[Dataset listings of figures]
◆ ◆ ◆
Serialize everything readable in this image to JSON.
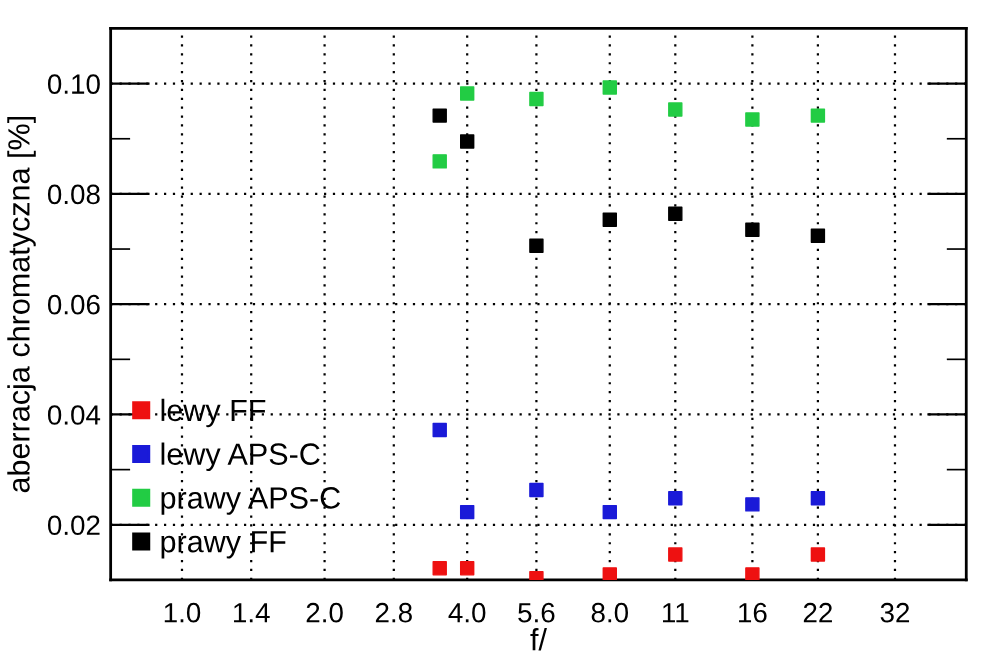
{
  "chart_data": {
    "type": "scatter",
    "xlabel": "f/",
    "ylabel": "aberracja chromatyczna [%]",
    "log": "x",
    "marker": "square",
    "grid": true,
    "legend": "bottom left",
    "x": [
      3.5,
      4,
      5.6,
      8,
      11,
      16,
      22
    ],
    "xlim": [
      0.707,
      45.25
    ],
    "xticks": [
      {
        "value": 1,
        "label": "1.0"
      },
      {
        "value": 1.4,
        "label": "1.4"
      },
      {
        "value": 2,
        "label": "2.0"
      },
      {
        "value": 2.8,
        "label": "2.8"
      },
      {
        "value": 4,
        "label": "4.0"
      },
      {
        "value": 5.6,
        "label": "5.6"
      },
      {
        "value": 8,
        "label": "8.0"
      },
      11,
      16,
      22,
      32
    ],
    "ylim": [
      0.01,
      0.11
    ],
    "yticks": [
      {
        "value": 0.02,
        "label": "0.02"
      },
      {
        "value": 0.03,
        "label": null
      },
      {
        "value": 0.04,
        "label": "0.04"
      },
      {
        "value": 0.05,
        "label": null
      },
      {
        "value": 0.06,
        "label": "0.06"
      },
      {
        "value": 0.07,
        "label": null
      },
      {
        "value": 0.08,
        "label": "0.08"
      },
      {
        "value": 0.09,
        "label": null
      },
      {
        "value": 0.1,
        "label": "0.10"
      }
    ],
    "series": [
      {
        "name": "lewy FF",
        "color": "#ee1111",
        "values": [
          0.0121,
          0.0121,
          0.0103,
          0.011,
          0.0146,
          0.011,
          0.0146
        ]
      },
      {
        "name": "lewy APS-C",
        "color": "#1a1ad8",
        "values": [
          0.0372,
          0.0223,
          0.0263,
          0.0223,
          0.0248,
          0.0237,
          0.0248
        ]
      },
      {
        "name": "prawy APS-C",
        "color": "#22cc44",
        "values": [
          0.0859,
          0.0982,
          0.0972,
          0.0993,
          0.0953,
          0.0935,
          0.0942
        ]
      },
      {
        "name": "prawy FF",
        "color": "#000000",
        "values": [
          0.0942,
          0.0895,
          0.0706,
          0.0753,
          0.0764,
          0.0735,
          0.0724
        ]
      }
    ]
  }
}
◆ ◆ ◆
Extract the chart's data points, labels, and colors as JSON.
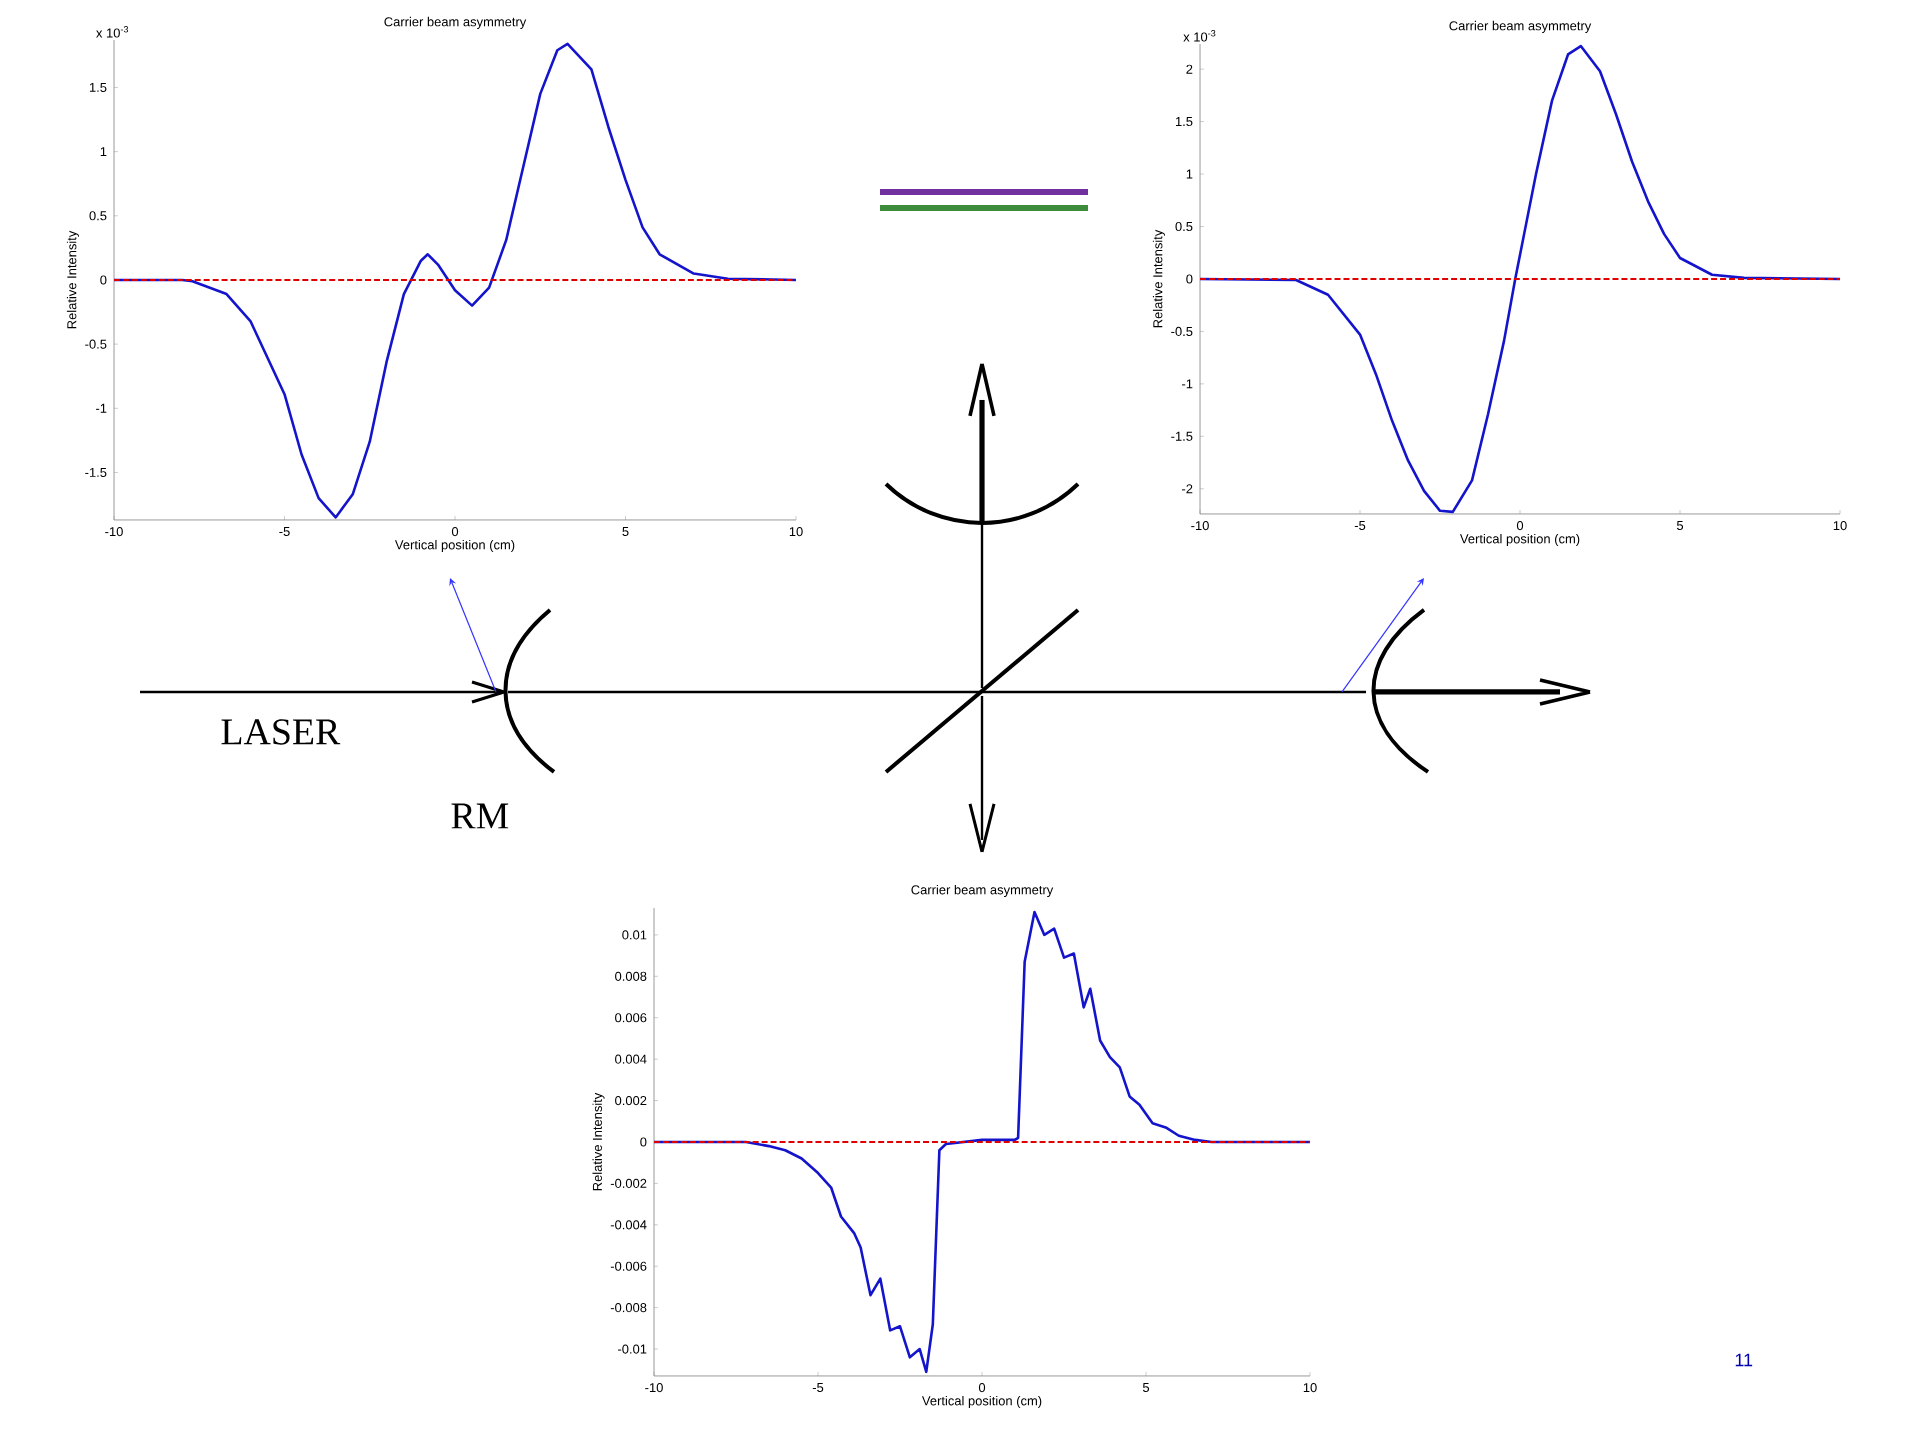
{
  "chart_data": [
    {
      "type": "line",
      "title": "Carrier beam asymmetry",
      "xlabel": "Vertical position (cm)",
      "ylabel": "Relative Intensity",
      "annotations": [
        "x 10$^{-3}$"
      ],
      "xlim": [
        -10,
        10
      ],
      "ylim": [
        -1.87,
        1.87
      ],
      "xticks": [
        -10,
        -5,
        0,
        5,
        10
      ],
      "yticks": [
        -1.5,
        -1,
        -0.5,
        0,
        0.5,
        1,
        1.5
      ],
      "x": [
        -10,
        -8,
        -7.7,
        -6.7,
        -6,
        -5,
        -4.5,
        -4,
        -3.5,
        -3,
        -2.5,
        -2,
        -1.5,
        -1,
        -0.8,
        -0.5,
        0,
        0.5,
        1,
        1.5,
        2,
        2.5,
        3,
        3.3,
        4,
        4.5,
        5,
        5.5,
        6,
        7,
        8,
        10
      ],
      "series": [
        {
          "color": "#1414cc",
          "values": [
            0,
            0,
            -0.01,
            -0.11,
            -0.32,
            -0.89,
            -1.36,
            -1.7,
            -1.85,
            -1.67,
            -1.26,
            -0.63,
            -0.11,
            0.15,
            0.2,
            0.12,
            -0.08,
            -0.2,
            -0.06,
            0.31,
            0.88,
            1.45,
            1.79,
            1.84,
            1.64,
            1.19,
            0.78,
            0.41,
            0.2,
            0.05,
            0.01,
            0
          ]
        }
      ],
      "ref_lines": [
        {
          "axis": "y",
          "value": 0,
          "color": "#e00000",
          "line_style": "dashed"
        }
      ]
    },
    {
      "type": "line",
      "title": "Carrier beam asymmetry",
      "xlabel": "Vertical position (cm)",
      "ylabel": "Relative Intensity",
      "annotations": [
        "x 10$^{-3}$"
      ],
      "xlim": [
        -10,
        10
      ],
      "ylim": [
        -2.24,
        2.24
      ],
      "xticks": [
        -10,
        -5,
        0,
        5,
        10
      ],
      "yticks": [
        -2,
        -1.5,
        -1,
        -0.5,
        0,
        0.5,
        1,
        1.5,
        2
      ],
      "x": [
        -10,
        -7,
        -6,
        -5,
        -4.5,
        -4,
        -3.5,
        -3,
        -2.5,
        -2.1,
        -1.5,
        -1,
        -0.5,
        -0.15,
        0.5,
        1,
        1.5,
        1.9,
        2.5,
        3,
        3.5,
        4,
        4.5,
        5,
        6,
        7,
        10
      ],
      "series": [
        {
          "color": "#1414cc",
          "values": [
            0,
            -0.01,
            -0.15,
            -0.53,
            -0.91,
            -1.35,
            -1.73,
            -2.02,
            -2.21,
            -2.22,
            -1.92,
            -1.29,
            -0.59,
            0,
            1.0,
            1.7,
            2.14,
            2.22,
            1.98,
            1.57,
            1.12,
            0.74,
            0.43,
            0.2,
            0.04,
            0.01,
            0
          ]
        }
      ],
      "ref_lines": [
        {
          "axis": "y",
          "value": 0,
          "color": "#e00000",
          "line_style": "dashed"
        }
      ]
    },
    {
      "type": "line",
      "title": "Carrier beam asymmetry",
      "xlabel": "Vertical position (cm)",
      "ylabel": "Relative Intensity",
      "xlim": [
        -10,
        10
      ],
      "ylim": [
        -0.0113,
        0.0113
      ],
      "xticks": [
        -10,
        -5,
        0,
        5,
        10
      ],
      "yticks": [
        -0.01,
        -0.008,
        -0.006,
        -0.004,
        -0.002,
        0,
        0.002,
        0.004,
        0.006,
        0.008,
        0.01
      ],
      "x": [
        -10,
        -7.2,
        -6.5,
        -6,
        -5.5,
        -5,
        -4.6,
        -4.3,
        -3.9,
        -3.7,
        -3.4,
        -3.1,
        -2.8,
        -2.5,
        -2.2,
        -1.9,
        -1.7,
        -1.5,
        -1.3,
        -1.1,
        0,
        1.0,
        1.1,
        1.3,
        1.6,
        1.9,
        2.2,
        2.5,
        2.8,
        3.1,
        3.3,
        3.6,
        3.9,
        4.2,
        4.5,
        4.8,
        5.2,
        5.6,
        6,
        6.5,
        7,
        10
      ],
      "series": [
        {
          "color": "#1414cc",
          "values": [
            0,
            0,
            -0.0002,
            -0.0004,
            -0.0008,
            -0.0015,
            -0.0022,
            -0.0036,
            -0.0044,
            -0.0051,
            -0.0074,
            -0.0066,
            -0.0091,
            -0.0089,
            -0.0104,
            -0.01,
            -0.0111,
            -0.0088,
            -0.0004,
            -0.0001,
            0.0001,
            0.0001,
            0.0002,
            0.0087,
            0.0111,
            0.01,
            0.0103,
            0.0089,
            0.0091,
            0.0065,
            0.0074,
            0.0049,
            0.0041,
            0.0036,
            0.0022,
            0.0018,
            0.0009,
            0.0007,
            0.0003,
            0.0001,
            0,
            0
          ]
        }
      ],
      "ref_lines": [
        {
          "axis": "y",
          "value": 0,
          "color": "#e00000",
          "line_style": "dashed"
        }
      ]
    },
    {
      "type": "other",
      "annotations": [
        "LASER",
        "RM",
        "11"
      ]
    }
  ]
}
◆ ◆ ◆
*What is asked*. Collect the complete line wherever the string "JSON" appears in the records.

*Task response*.
Serialize everything readable in this image to JSON.
Extract the chart's data points, labels, and colors as JSON.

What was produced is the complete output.